*Exercise task*
Using the records provided below, locate and copy each line that contains the word "Baldelli".
# # # #
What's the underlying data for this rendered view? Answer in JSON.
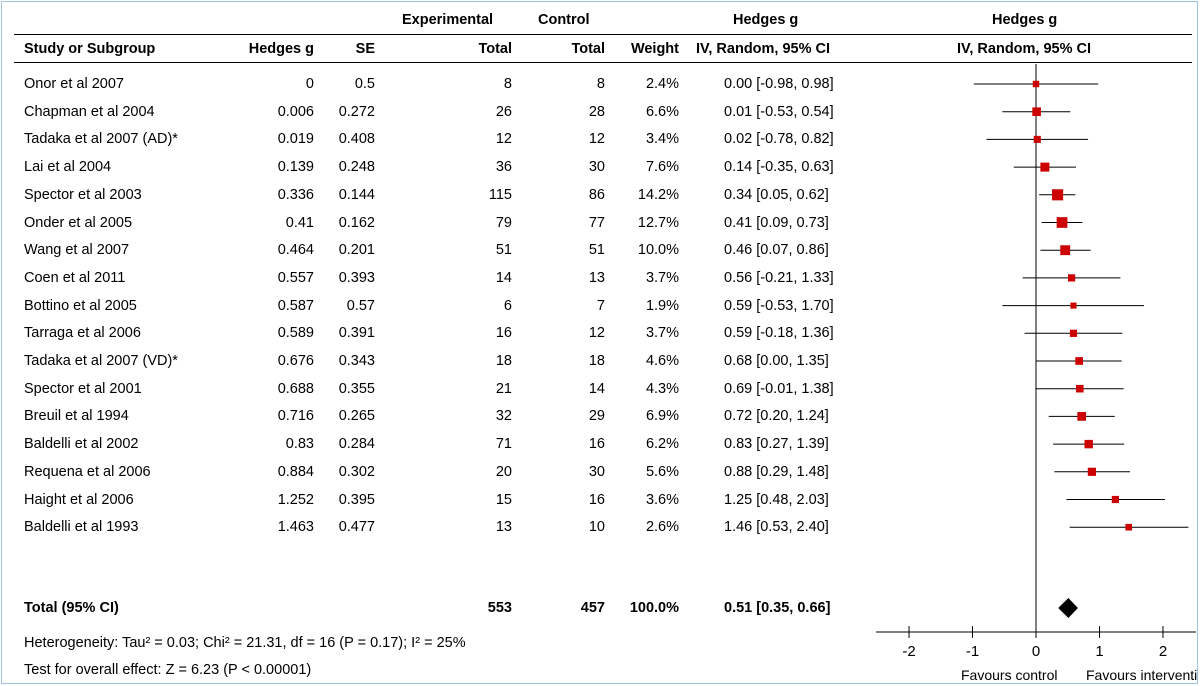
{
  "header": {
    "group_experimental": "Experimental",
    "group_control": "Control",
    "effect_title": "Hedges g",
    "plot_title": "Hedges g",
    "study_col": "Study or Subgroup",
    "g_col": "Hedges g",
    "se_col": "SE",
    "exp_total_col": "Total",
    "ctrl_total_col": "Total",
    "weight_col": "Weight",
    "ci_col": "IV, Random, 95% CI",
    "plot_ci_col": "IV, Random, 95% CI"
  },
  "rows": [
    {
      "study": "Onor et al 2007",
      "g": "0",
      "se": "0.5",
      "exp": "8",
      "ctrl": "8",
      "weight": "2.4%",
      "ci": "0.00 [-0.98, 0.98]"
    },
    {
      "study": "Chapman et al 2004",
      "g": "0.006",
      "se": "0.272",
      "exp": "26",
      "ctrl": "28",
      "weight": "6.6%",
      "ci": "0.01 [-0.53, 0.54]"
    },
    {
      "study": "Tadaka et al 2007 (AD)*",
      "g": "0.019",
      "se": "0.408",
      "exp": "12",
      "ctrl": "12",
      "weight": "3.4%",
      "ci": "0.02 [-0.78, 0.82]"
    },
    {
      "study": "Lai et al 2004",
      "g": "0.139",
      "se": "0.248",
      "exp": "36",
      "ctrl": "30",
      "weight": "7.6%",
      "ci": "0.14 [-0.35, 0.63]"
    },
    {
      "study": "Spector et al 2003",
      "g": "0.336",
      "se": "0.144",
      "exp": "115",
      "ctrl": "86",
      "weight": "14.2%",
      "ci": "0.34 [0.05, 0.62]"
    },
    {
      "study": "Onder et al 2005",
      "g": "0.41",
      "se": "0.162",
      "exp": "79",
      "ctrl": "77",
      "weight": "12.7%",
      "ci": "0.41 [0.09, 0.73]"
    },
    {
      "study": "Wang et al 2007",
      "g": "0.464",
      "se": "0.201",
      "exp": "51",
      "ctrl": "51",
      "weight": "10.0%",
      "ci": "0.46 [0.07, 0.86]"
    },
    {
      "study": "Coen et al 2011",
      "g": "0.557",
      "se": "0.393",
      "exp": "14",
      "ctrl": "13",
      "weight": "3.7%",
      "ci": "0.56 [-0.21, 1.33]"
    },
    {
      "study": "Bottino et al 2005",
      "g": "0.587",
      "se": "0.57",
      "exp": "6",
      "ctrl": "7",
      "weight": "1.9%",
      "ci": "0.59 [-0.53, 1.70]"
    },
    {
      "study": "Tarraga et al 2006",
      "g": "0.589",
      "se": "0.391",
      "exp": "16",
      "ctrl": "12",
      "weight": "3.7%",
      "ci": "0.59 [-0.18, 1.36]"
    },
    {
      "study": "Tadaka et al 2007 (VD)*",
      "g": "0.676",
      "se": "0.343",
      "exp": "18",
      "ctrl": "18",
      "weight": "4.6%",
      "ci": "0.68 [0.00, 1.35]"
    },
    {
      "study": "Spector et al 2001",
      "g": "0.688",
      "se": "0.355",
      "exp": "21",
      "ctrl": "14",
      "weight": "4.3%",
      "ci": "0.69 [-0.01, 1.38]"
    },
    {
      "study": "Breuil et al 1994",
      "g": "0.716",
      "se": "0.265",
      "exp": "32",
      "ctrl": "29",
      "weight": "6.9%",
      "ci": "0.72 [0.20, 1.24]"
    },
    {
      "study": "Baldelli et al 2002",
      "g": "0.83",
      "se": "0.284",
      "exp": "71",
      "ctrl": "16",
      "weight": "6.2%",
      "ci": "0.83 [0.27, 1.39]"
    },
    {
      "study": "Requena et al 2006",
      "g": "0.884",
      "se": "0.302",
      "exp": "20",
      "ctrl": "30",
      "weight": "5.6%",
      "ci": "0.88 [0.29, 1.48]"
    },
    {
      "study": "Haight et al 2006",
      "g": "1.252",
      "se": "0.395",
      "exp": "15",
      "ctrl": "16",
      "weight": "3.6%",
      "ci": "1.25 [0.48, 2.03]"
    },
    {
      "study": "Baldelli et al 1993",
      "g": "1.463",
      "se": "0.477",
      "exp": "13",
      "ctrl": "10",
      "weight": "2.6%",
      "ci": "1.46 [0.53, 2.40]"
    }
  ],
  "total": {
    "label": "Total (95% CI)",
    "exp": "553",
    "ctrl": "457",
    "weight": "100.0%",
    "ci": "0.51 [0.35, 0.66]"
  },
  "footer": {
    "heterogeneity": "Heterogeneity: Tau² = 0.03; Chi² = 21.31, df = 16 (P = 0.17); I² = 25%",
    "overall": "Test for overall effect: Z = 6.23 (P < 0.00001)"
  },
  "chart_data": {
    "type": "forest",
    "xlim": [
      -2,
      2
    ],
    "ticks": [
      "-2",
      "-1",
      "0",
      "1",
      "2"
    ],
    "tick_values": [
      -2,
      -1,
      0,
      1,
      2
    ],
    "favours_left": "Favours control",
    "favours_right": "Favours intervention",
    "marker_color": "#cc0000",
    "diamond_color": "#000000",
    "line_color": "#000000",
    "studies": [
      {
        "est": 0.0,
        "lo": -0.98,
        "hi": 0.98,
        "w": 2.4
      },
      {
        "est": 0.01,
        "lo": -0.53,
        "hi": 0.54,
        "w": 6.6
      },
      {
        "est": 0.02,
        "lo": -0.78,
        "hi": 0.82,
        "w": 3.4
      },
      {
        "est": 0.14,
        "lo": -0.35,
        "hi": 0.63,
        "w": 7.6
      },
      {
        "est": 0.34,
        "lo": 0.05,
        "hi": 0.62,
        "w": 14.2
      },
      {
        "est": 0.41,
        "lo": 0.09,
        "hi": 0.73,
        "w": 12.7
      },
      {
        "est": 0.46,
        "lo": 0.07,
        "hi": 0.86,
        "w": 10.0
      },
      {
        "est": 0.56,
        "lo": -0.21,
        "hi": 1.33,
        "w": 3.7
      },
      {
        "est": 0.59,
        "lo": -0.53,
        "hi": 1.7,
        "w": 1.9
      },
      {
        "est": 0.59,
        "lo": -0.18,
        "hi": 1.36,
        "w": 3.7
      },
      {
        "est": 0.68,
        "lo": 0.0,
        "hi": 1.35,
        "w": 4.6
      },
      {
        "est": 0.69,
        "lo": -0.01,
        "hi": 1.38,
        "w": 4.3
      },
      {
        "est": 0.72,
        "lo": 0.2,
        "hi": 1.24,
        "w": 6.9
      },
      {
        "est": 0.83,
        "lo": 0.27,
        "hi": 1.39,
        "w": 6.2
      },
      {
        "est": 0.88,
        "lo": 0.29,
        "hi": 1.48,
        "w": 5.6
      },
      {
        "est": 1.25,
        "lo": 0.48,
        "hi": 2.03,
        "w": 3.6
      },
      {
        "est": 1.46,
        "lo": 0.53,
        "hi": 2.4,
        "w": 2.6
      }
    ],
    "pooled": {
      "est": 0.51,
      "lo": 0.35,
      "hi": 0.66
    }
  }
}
# # # #
*Response to the exercise*
      "study": "Baldelli et al 2002",
      "study": "Baldelli et al 1993",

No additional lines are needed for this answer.